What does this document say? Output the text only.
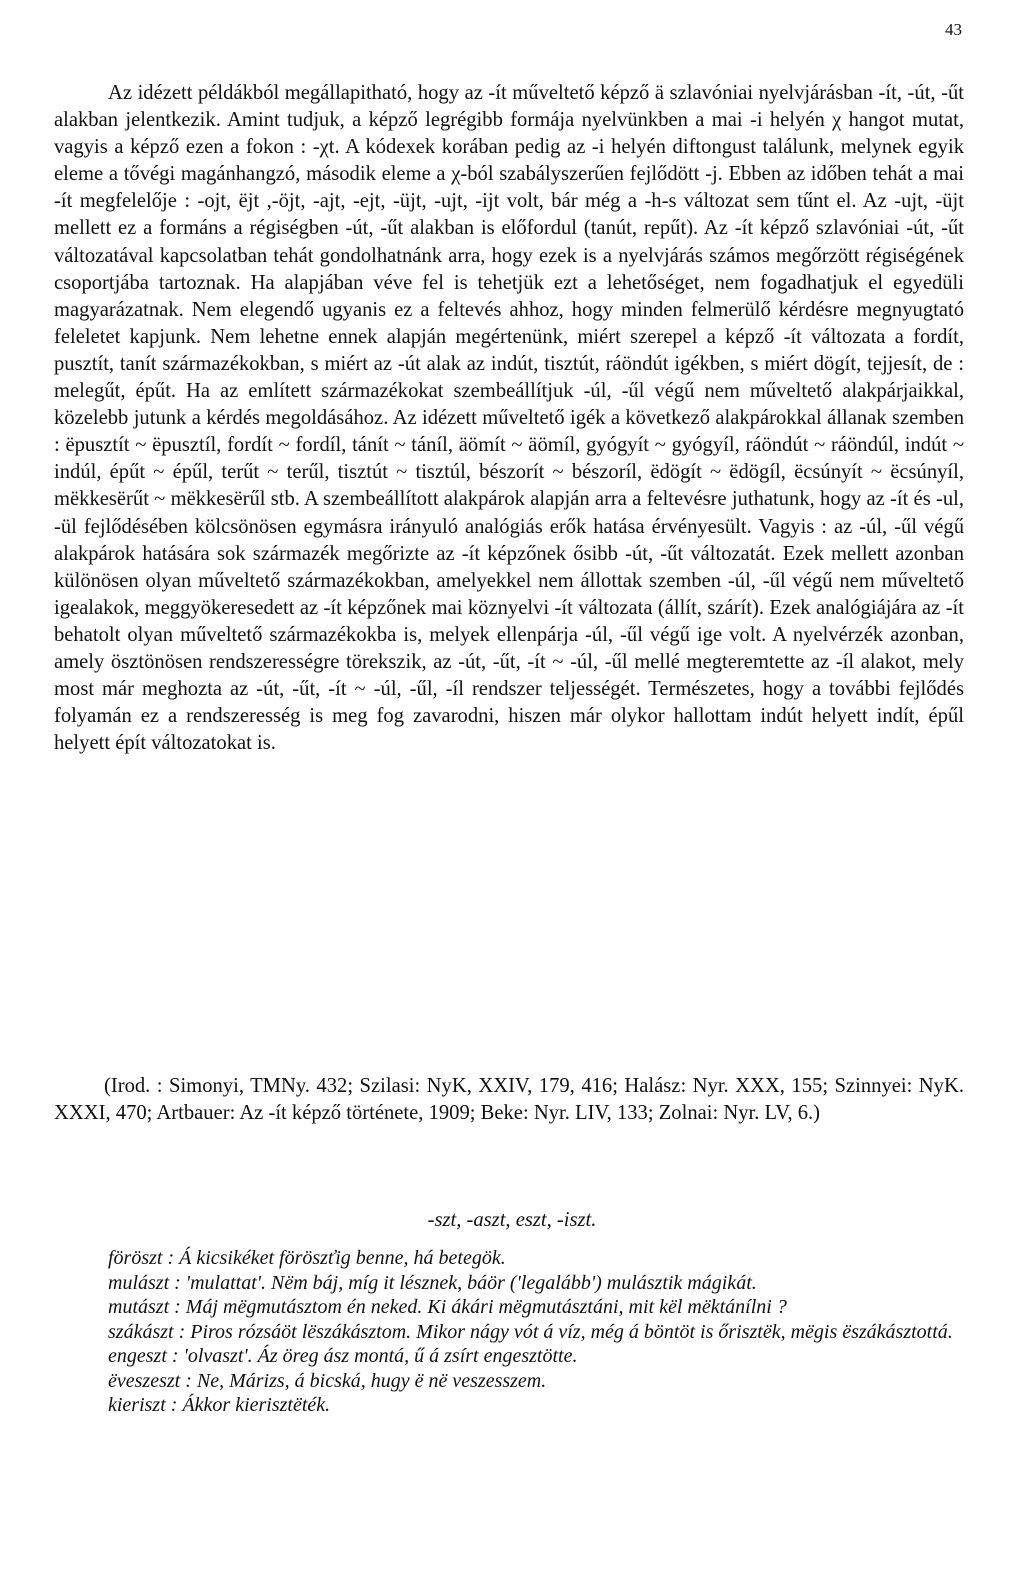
43

Az idézett példákból megállapitható, hogy az -ít műveltető képző ä szlavóniai nyelvjárásban -ít, -út, -űt alakban jelentkezik. Amint tudjuk, a képző legrégibb formája nyelvünkben a mai -i helyén χ hangot mutat, vagyis a képző ezen a fokon : -χt. A kódexek korában pedig az -i helyén diftongust találunk, melynek egyik eleme a tővégi magánhangzó, második eleme a χ-ból szabályszerűen fejlődött -j. Ebben az időben tehát a mai -ít megfelelője : -ojt, ëjt ,-öjt, -ajt, -ejt, -üjt, -ujt, -ijt volt, bár még a -h-s változat sem tűnt el. Az -ujt, -üjt mellett ez a formáns a régiségben -út, -űt alakban is előfordul (tanút, repűt). Az -ít képző szlavóniai -út, -űt változatával kapcsolatban tehát gondolhatnánk arra, hogy ezek is a nyelvjárás számos megőrzött régiségének csoportjába tartoznak. Ha alapjában véve fel is tehetjük ezt a lehetőséget, nem fogadhatjuk el egyedüli magyarázatnak. Nem elegendő ugyanis ez a feltevés ahhoz, hogy minden felmerülő kérdésre megnyugtató feleletet kapjunk. Nem lehetne ennek alapján megértenünk, miért szerepel a képző -ít változata a fordít, pusztít, tanít származékokban, s miért az -út alak az indút, tisztút, ráöndút igékben, s miért dögít, tejjesít, de : melegűt, épűt. Ha az említett származékokat szembeállítjuk -úl, -űl végű nem műveltető alakpárjaikkal, közelebb jutunk a kérdés megoldásához. Az idézett műveltető igék a következő alakpárokkal állanak szemben : ëpusztít ~ ëpusztíl, fordít ~ fordíl, tánít ~ táníl, äömít ~ äömíl, gyógyít ~ gyógyíl, ráöndút ~ ráöndúl, indút ~ indúl, épűt ~ épűl, terűt ~ terűl, tisztút ~ tisztúl, bészorít ~ bészoríl, ëdögít ~ ëdögíl, ëcsúnyít ~ ëcsúnyíl, mëkkesërűt ~ mëkkesërűl stb. A szembeállított alakpárok alapján arra a feltevésre juthatunk, hogy az -ít és -ul, -ül fejlődésében kölcsönösen egymásra irányuló analógiás erők hatása érvényesült. Vagyis : az -úl, -űl végű alakpárok hatására sok származék megőrizte az -ít képzőnek ősibb -út, -űt változatát. Ezek mellett azonban különösen olyan műveltető származékokban, amelyekkel nem állottak szemben -úl, -űl végű nem műveltető igealakok, meggyökeresedett az -ít képzőnek mai köznyelvi -ít változata (állít, szárít). Ezek analógiájára az -ít behatolt olyan műveltető származékokba is, melyek ellenpárja -úl, -űl végű ige volt. A nyelvérzék azonban, amely ösztönösen rendszerességre törekszik, az -út, -űt, -ít ~ -úl, -űl mellé megteremtette az -íl alakot, mely most már meghozta az -út, -űt, -ít ~ -úl, -űl, -íl rendszer teljességét. Természetes, hogy a további fejlődés folyamán ez a rendszeresség is meg fog zavarodni, hiszen már olykor hallottam indút helyett indít, épűl helyett épít változatokat is.

(Irod. : Simonyi, TMNy. 432; Szilasi: NyK, XXIV, 179, 416; Halász: Nyr. XXX, 155; Szinnyei: NyK. XXXI, 470; Artbauer: Az -ít képző története, 1909; Beke: Nyr. LIV, 133; Zolnai: Nyr. LV, 6.)

-szt, -aszt, eszt, -iszt.

föröszt : Á kicsikéket föröszťig benne, há betegök.

mulászt : 'mulattat'. Nëm báj, míg it lésznek, báör ('legalább') mulásztik mágikát.

mutászt : Máj mëgmutásztom én neked. Ki ákári mëgmutásztáni, mit kël mëktánílni ?

szákászt : Piros rózsáöt lëszákásztom. Mikor nágy vót á víz, még á böntöt is őrisztëk, mëgis ëszákásztottá.

engeszt : 'olvaszt'. Áz öreg ász montá, ű á zsírt engesztötte.

ëveszeszt : Ne, Márizs, á bicská, hugy ë në veszesszem.

kieriszt : Ákkor kierisztëték.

GOAL
Quote each entry above verbatim and drop the pictures.

RESPONSE TO THE TASK
What does this document say? Output the text only.
43

Az idézett példákból megállapitható, hogy az -ít műveltető képző ä szlavóniai nyelvjárásban -ít, -út, -űt alakban jelentkezik. Amint tudjuk, a képző legrégibb formája nyelvünkben a mai -i helyén χ hangot mutat, vagyis a képző ezen a fokon : -χt. A kódexek korában pedig az -i helyén diftongust találunk, melynek egyik eleme a tővégi magánhangzó, második eleme a χ-ból szabályszerűen fejlődött -j. Ebben az időben tehát a mai -ít megfelelője : -ojt, ëjt ,-öjt, -ajt, -ejt, -üjt, -ujt, -ijt volt, bár még a -h-s változat sem tűnt el. Az -ujt, -üjt mellett ez a formáns a régiségben -út, -űt alakban is előfordul (tanút, repűt). Az -ít képző szlavóniai -út, -űt változatával kapcsolatban tehát gondolhatnánk arra, hogy ezek is a nyelvjárás számos megőrzött régiségének csoportjába tartoznak. Ha alapjában véve fel is tehetjük ezt a lehetőséget, nem fogadhatjuk el egyedüli magyarázatnak. Nem elegendő ugyanis ez a feltevés ahhoz, hogy minden felmerülő kérdésre megnyugtató feleletet kapjunk. Nem lehetne ennek alapján megértenünk, miért szerepel a képző -ít változata a fordít, pusztít, tanít származékokban, s miért az -út alak az indút, tisztút, ráöndút igékben, s miért dögít, tejjesít, de : melegűt, épűt. Ha az említett származékokat szembeállítjuk -úl, -űl végű nem műveltető alakpárjaikkal, közelebb jutunk a kérdés megoldásához. Az idézett műveltető igék a következő alakpárokkal állanak szemben : ëpusztít ~ ëpusztíl, fordít ~ fordíl, tánít ~ táníl, äömít ~ äömíl, gyógyít ~ gyógyíl, ráöndút ~ ráöndúl, indút ~ indúl, épűt ~ épűl, terűt ~ terűl, tisztút ~ tisztúl, bészorít ~ bészoríl, ëdögít ~ ëdögíl, ëcsúnyít ~ ëcsúnyíl, mëkkesërűt ~ mëkkesërűl stb. A szembeállított alakpárok alapján arra a feltevésre juthatunk, hogy az -ít és -ul, -ül fejlődésében kölcsönösen egymásra irányuló analógiás erők hatása érvényesült. Vagyis : az -úl, -űl végű alakpárok hatására sok származék megőrizte az -ít képzőnek ősibb -út, -űt változatát. Ezek mellett azonban különösen olyan műveltető származékokban, amelyekkel nem állottak szemben -úl, -űl végű nem műveltető igealakok, meggyökeresedett az -ít képzőnek mai köznyelvi -ít változata (állít, szárít). Ezek analógiájára az -ít behatolt olyan műveltető származékokba is, melyek ellenpárja -úl, -űl végű ige volt. A nyelvérzék azonban, amely ösztönösen rendszerességre törekszik, az -út, -űt, -ít ~ -úl, -űl mellé megteremtette az -íl alakot, mely most már meghozta az -út, -űt, -ít ~ -úl, -űl, -íl rendszer teljességét. Természetes, hogy a további fejlődés folyamán ez a rendszeresség is meg fog zavarodni, hiszen már olykor hallottam indút helyett indít, épűl helyett épít változatokat is.

(Irod. : Simonyi, TMNy. 432; Szilasi: NyK, XXIV, 179, 416; Halász: Nyr. XXX, 155; Szinnyei: NyK. XXXI, 470; Artbauer: Az -ít képző története, 1909; Beke: Nyr. LIV, 133; Zolnai: Nyr. LV, 6.)

-szt, -aszt, eszt, -iszt.

föröszt : Á kicsikéket föröszťig benne, há betegök.

mulászt : 'mulattat'. Nëm báj, míg it lésznek, báör ('legalább') mulásztik mágikát.

mutászt : Máj mëgmutásztom én neked. Ki ákári mëgmutásztáni, mit kël mëktánílni ?

szákászt : Piros rózsáöt lëszákásztom. Mikor nágy vót á víz, még á böntöt is őrisztëk, mëgis ëszákásztottá.

engeszt : 'olvaszt'. Áz öreg ász montá, ű á zsírt engesztötte.

ëveszeszt : Ne, Márizs, á bicská, hugy ë në veszesszem.

kieriszt : Ákkor kierisztëték.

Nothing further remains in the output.